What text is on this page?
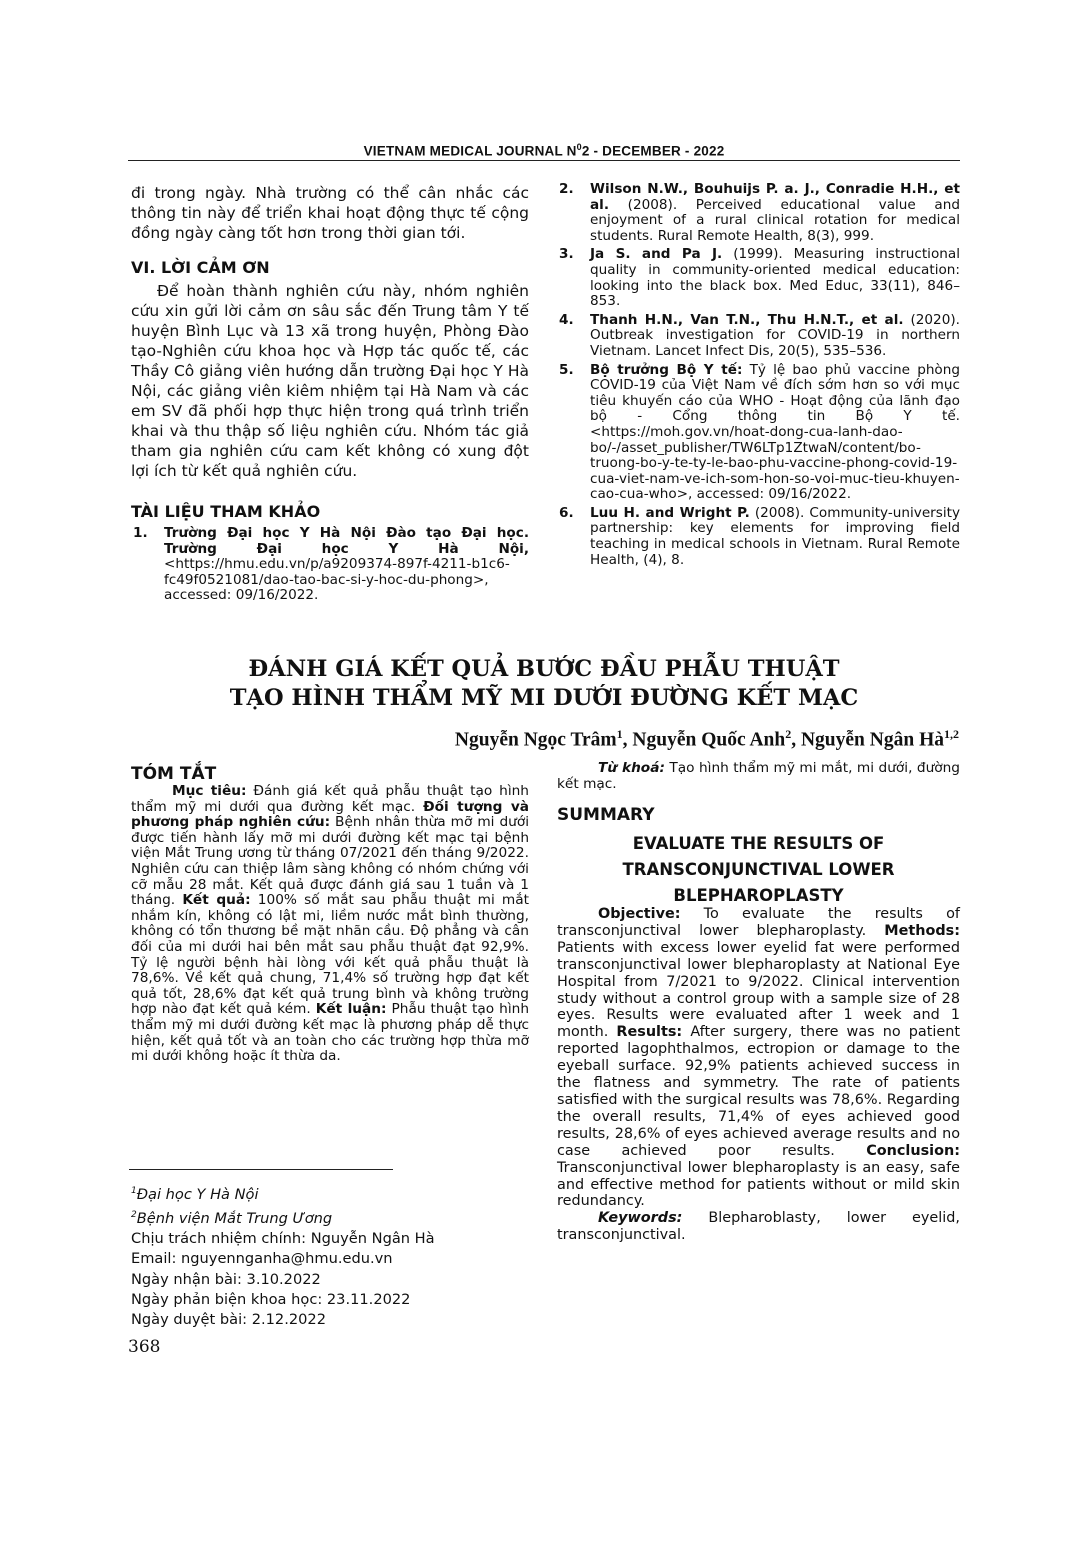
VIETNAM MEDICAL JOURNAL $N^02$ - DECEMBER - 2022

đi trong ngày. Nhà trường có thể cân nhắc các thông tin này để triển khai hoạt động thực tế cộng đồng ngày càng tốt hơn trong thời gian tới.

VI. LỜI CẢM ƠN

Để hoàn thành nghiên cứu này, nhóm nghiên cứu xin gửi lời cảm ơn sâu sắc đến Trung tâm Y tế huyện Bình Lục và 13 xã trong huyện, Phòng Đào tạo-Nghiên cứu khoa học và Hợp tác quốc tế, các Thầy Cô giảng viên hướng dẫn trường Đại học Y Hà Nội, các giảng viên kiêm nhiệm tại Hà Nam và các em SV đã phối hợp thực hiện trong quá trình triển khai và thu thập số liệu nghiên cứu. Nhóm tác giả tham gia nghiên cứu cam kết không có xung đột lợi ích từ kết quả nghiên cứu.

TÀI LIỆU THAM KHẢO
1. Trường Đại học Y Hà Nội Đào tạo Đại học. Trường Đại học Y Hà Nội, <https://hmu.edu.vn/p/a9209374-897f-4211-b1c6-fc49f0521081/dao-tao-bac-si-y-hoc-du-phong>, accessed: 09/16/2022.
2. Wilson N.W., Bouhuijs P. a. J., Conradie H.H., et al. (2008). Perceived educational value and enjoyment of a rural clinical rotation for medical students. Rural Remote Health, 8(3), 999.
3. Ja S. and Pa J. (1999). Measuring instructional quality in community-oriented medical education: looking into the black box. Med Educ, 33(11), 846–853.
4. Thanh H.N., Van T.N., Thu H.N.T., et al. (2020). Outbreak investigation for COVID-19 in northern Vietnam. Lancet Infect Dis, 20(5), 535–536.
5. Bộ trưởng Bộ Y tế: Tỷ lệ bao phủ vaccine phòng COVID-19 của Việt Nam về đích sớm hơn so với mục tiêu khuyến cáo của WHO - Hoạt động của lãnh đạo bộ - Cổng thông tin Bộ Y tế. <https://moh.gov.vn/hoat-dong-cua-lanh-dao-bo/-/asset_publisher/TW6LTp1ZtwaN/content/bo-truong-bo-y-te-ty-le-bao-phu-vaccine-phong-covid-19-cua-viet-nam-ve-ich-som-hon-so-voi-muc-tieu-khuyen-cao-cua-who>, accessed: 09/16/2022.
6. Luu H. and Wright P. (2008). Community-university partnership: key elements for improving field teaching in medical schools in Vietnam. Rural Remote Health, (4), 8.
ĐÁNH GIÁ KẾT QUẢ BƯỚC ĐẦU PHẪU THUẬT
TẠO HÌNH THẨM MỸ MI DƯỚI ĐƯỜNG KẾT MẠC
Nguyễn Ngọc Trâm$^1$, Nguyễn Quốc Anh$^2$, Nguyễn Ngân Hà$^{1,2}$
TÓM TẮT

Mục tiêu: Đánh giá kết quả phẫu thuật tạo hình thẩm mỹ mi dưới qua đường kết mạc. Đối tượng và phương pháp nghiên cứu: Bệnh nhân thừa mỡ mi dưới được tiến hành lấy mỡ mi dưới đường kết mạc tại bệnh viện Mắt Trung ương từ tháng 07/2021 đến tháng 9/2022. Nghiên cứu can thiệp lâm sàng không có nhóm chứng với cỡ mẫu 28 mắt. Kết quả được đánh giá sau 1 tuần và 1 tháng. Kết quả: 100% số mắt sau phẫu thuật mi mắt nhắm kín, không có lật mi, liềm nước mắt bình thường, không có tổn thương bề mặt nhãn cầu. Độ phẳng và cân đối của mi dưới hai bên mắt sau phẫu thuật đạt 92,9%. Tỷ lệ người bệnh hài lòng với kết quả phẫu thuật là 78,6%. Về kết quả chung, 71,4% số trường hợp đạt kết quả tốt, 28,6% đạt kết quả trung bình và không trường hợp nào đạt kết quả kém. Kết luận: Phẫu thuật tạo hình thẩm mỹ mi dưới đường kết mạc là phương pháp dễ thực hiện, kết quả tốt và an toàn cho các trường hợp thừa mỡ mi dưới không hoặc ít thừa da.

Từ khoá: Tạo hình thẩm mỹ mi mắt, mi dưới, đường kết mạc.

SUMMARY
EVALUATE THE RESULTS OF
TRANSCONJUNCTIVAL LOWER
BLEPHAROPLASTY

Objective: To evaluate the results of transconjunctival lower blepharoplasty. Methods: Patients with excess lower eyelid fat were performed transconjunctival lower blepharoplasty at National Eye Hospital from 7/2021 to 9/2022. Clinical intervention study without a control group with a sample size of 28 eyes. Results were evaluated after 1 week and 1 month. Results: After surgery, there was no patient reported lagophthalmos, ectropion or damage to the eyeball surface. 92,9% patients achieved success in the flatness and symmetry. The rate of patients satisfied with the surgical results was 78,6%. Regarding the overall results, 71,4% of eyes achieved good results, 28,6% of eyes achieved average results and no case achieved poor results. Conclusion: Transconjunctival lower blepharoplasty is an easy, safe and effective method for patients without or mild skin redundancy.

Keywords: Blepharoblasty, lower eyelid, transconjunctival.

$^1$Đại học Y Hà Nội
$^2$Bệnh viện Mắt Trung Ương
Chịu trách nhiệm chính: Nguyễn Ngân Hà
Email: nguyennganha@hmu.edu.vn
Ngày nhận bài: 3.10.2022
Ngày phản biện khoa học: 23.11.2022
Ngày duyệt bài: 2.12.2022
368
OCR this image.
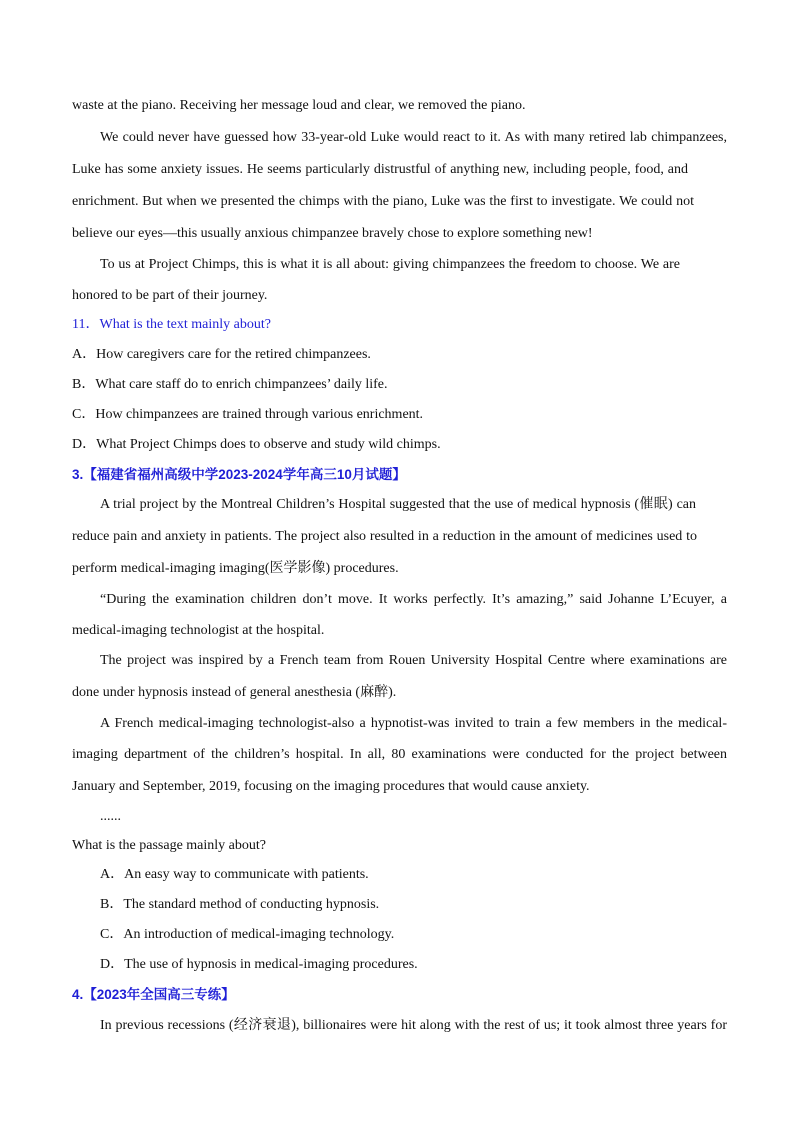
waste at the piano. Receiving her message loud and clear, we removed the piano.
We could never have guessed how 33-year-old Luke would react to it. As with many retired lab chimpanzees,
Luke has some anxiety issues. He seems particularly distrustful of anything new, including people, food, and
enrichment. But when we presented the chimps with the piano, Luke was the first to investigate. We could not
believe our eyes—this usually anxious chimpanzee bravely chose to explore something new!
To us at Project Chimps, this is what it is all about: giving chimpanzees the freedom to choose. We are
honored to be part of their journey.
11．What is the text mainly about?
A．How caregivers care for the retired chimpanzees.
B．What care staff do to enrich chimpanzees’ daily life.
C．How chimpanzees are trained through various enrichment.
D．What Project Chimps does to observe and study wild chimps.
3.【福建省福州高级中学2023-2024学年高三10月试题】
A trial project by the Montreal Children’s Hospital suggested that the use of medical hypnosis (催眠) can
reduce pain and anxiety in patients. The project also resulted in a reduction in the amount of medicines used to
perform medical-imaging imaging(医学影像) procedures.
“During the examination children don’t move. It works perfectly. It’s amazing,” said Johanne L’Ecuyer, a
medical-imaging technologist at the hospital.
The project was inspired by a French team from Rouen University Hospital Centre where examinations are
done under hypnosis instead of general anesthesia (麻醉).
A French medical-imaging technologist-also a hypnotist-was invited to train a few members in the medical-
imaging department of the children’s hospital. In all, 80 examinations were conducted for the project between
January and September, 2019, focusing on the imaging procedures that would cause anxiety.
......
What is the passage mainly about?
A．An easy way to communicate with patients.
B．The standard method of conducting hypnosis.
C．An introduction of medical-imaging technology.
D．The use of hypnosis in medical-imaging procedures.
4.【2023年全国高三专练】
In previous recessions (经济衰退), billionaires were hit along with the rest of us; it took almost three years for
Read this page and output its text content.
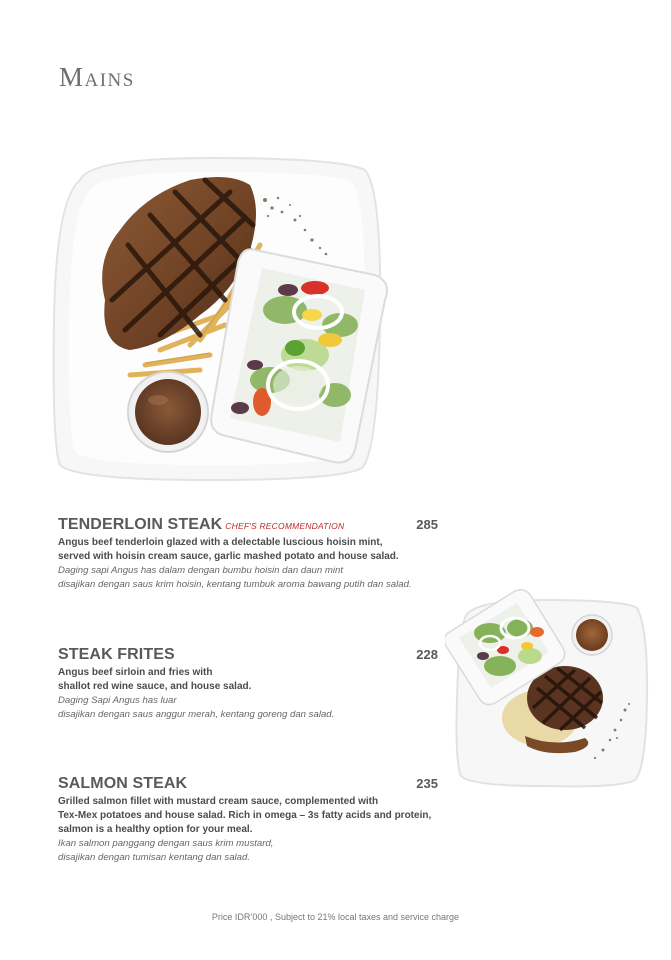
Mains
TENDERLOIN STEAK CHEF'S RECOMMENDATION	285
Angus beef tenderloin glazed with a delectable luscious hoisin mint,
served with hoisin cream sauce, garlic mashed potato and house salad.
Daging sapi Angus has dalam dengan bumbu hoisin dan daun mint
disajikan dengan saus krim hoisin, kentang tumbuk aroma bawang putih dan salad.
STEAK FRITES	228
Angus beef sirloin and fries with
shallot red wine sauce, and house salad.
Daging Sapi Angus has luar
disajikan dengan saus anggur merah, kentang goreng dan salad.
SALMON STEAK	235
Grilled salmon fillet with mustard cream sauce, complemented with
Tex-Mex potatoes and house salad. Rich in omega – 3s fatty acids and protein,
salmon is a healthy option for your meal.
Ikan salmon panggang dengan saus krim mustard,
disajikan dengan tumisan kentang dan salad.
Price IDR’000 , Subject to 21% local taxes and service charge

· · · ·

▶ [Required work]:
Which of the lines above carry the string "triển"? Pick them out and copy them.

▶ [Final answer]:
đi trong ngày. Nhà trường có thể cân nhắc các thông tin này để triển khai hoạt động thực tế cộng đồng ngày càng tốt hơn trong thời gian tới.
Để hoàn thành nghiên cứu này, nhóm nghiên cứu xin gửi lời cảm ơn sâu sắc đến Trung tâm Y tế huyện Bình Lục và 13 xã trong huyện, Phòng Đào tạo-Nghiên cứu khoa học và Hợp tác quốc tế, các Thầy Cô giảng viên hướng dẫn trường Đại học Y Hà Nội, các giảng viên kiêm nhiệm tại Hà Nam và các em SV đã phối hợp thực hiện trong quá trình triển khai và thu thập số liệu nghiên cứu. Nhóm tác giả tham gia nghiên cứu cam kết không có xung đột lợi ích từ kết quả nghiên cứu.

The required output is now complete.